## WHAT TO DO
Reproduce every line of the listing as written, apart from the pictures.

START DATASET ROWS

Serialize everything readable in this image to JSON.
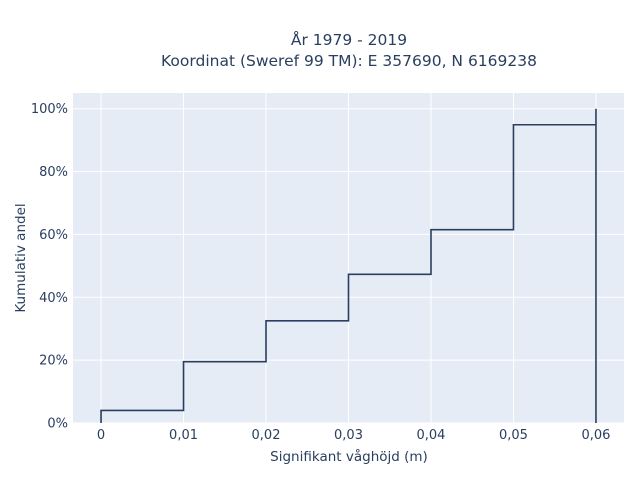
{
  "chart_data": {
    "type": "line",
    "subtype": "empirical-cdf-step",
    "title_lines": [
      "År 1979 - 2019",
      "Koordinat (Sweref 99 TM): E 357690, N 6169238"
    ],
    "xlabel": "Signifikant våghöjd (m)",
    "ylabel": "Kumulativ andel",
    "xlim": [
      -0.0034,
      0.0634
    ],
    "ylim": [
      0,
      1.05
    ],
    "x_ticks": [
      0,
      0.01,
      0.02,
      0.03,
      0.04,
      0.05,
      0.06
    ],
    "x_tick_labels": [
      "0",
      "0,01",
      "0,02",
      "0,03",
      "0,04",
      "0,05",
      "0,06"
    ],
    "y_ticks": [
      0,
      0.2,
      0.4,
      0.6,
      0.8,
      1.0
    ],
    "y_tick_labels": [
      "0%",
      "20%",
      "40%",
      "60%",
      "80%",
      "100%"
    ],
    "grid": true,
    "series": [
      {
        "x": [
          0,
          0,
          0.01,
          0.01,
          0.02,
          0.02,
          0.03,
          0.03,
          0.04,
          0.04,
          0.05,
          0.05,
          0.06,
          0.06,
          0.06
        ],
        "y": [
          0,
          0.04,
          0.04,
          0.195,
          0.195,
          0.325,
          0.325,
          0.473,
          0.473,
          0.615,
          0.615,
          0.949,
          0.949,
          1.0,
          0
        ],
        "color": "#2a3f5f"
      }
    ],
    "colors": {
      "plot_bg": "#e5ecf6",
      "grid": "#ffffff",
      "text": "#2a3f5f"
    }
  }
}
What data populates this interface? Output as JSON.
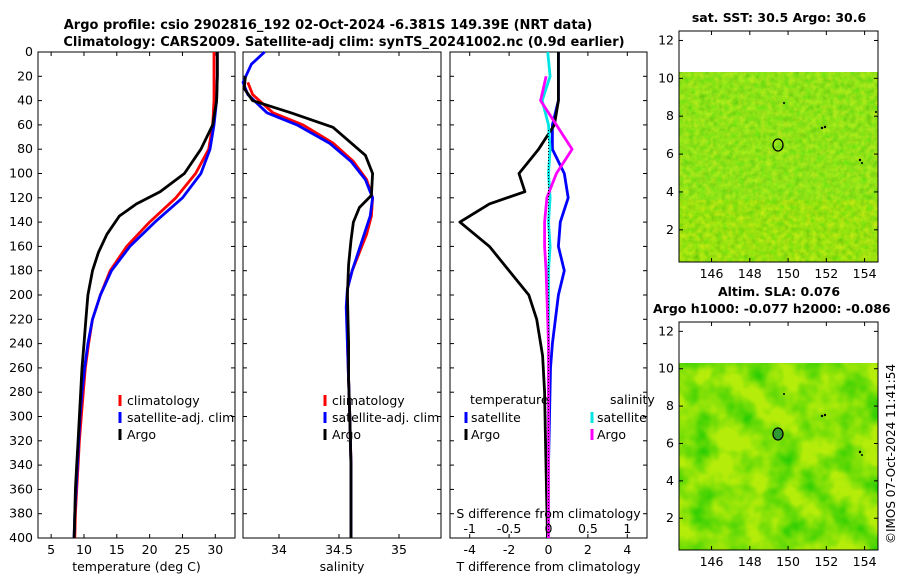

END DATASET ROWS

## SOLUTION FOR THIS PROBLEM
Serialize everything readable in this image to JSON.
{
  "chart_data": {
    "type": "line",
    "subtype": "empirical-cdf-step",
    "title_lines": [
      "År 1979 - 2019",
      "Koordinat (Sweref 99 TM): E 357690, N 6169238"
    ],
    "xlabel": "Signifikant våghöjd (m)",
    "ylabel": "Kumulativ andel",
    "xlim": [
      -0.0034,
      0.0634
    ],
    "ylim": [
      0,
      1.05
    ],
    "x_ticks": [
      0,
      0.01,
      0.02,
      0.03,
      0.04,
      0.05,
      0.06
    ],
    "x_tick_labels": [
      "0",
      "0,01",
      "0,02",
      "0,03",
      "0,04",
      "0,05",
      "0,06"
    ],
    "y_ticks": [
      0,
      0.2,
      0.4,
      0.6,
      0.8,
      1.0
    ],
    "y_tick_labels": [
      "0%",
      "20%",
      "40%",
      "60%",
      "80%",
      "100%"
    ],
    "grid": true,
    "series": [
      {
        "x": [
          0,
          0,
          0.01,
          0.01,
          0.02,
          0.02,
          0.03,
          0.03,
          0.04,
          0.04,
          0.05,
          0.05,
          0.06,
          0.06,
          0.06
        ],
        "y": [
          0,
          0.04,
          0.04,
          0.195,
          0.195,
          0.325,
          0.325,
          0.473,
          0.473,
          0.615,
          0.615,
          0.949,
          0.949,
          1.0,
          0
        ],
        "color": "#2a3f5f"
      }
    ],
    "colors": {
      "plot_bg": "#e5ecf6",
      "grid": "#ffffff",
      "text": "#2a3f5f"
    }
  }
}
What data populates this interface? Output as JSON.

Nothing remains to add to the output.